#### [What needs to be done]
Find every line with the word "Ctrl" and give their count, nothing else.

#### [Data records]
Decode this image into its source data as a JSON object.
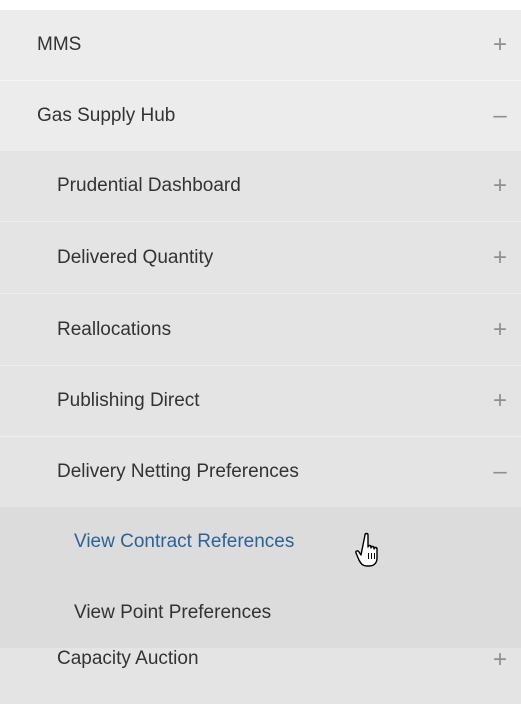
{
  "menu": {
    "items": [
      {
        "label": "MMS",
        "toggle": "+"
      },
      {
        "label": "Gas Supply Hub",
        "toggle": "–"
      },
      {
        "label": "Prudential Dashboard",
        "toggle": "+"
      },
      {
        "label": "Delivered Quantity",
        "toggle": "+"
      },
      {
        "label": "Reallocations",
        "toggle": "+"
      },
      {
        "label": "Publishing Direct",
        "toggle": "+"
      },
      {
        "label": "Delivery Netting Preferences",
        "toggle": "–"
      },
      {
        "label": "View Contract References"
      },
      {
        "label": "View Point Preferences"
      },
      {
        "label": "Capacity Auction",
        "toggle": "+"
      }
    ]
  },
  "colors": {
    "link": "#2a6496",
    "text": "#333333",
    "toggle": "#8f8f8f"
  },
  "cursor": {
    "icon": "hand-pointer-icon"
  }
}
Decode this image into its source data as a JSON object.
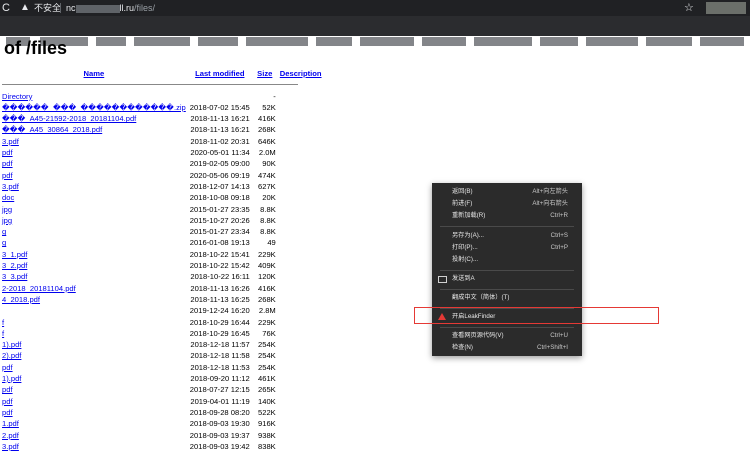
{
  "browser": {
    "reload_glyph": "C",
    "warning_glyph": "▲",
    "insecure_label": "不安全",
    "url_prefix": "nc",
    "url_suffix": "ll.ru",
    "url_path": "/files/",
    "star_glyph": "☆"
  },
  "page": {
    "title": "of /files",
    "columns": [
      "Name",
      "Last modified",
      "Size",
      "Description"
    ],
    "parent_label": "Directory",
    "parent_size": "-",
    "rows": [
      {
        "name": "������_���_������������.zip",
        "modified": "2018-07-02 15:45",
        "size": "52K"
      },
      {
        "name": "���_A45-21592-2018_20181104.pdf",
        "modified": "2018-11-13 16:21",
        "size": "416K"
      },
      {
        "name": "���_A45_30864_2018.pdf",
        "modified": "2018-11-13 16:21",
        "size": "268K"
      },
      {
        "name": "3.pdf",
        "modified": "2018-11-02 20:31",
        "size": "646K"
      },
      {
        "name": "pdf",
        "modified": "2020-05-01 11:34",
        "size": "2.0M"
      },
      {
        "name": "pdf",
        "modified": "2019-02-05 09:00",
        "size": "90K"
      },
      {
        "name": "pdf",
        "modified": "2020-05-06 09:19",
        "size": "474K"
      },
      {
        "name": "3.pdf",
        "modified": "2018-12-07 14:13",
        "size": "627K"
      },
      {
        "name": "doc",
        "modified": "2018-10-08 09:18",
        "size": "20K"
      },
      {
        "name": "jpg",
        "modified": "2015-01-27 23:35",
        "size": "8.8K"
      },
      {
        "name": "jpg",
        "modified": "2015-10-27 20:26",
        "size": "8.8K"
      },
      {
        "name": "g",
        "modified": "2015-01-27 23:34",
        "size": "8.8K"
      },
      {
        "name": "g",
        "modified": "2016-01-08 19:13",
        "size": "49"
      },
      {
        "name": "3_1.pdf",
        "modified": "2018-10-22 15:41",
        "size": "229K"
      },
      {
        "name": "3_2.pdf",
        "modified": "2018-10-22 15:42",
        "size": "409K"
      },
      {
        "name": "3_3.pdf",
        "modified": "2018-10-22 16:11",
        "size": "120K"
      },
      {
        "name": "2-2018_20181104.pdf",
        "modified": "2018-11-13 16:26",
        "size": "416K"
      },
      {
        "name": "4_2018.pdf",
        "modified": "2018-11-13 16:25",
        "size": "268K"
      },
      {
        "name": "",
        "modified": "2019-12-24 16:20",
        "size": "2.8M"
      },
      {
        "name": "f",
        "modified": "2018-10-29 16:44",
        "size": "229K"
      },
      {
        "name": "f",
        "modified": "2018-10-29 16:45",
        "size": "76K"
      },
      {
        "name": "1).pdf",
        "modified": "2018-12-18 11:57",
        "size": "254K"
      },
      {
        "name": "2).pdf",
        "modified": "2018-12-18 11:58",
        "size": "254K"
      },
      {
        "name": "pdf",
        "modified": "2018-12-18 11:53",
        "size": "254K"
      },
      {
        "name": "1).pdf",
        "modified": "2018-09-20 11:12",
        "size": "461K"
      },
      {
        "name": "pdf",
        "modified": "2018-07-27 12:15",
        "size": "265K"
      },
      {
        "name": "pdf",
        "modified": "2019-04-01 11:19",
        "size": "140K"
      },
      {
        "name": "pdf",
        "modified": "2018-09-28 08:20",
        "size": "522K"
      },
      {
        "name": "1.pdf",
        "modified": "2018-09-03 19:30",
        "size": "916K"
      },
      {
        "name": "2.pdf",
        "modified": "2018-09-03 19:37",
        "size": "938K"
      },
      {
        "name": "3.pdf",
        "modified": "2018-09-03 19:42",
        "size": "838K"
      }
    ]
  },
  "context_menu": {
    "items": [
      {
        "label": "返回(B)",
        "key": "Alt+向左箭头"
      },
      {
        "label": "前进(F)",
        "key": "Alt+向右箭头"
      },
      {
        "label": "重新加载(R)",
        "key": "Ctrl+R"
      },
      {
        "label": "另存为(A)...",
        "key": "Ctrl+S"
      },
      {
        "label": "打印(P)...",
        "key": "Ctrl+P"
      },
      {
        "label": "投射(C)...",
        "key": ""
      },
      {
        "label": "发送到A",
        "key": ""
      },
      {
        "label": "翻成中文（简体）(T)",
        "key": ""
      },
      {
        "label": "开启LeakFinder",
        "key": ""
      },
      {
        "label": "查看网页源代码(V)",
        "key": "Ctrl+U"
      },
      {
        "label": "检查(N)",
        "key": "Ctrl+Shift+I"
      }
    ]
  },
  "colors": {
    "link": "#0000ee",
    "menu_bg": "#2b2b2b",
    "highlight_border": "#e53935"
  }
}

#### [The result]
5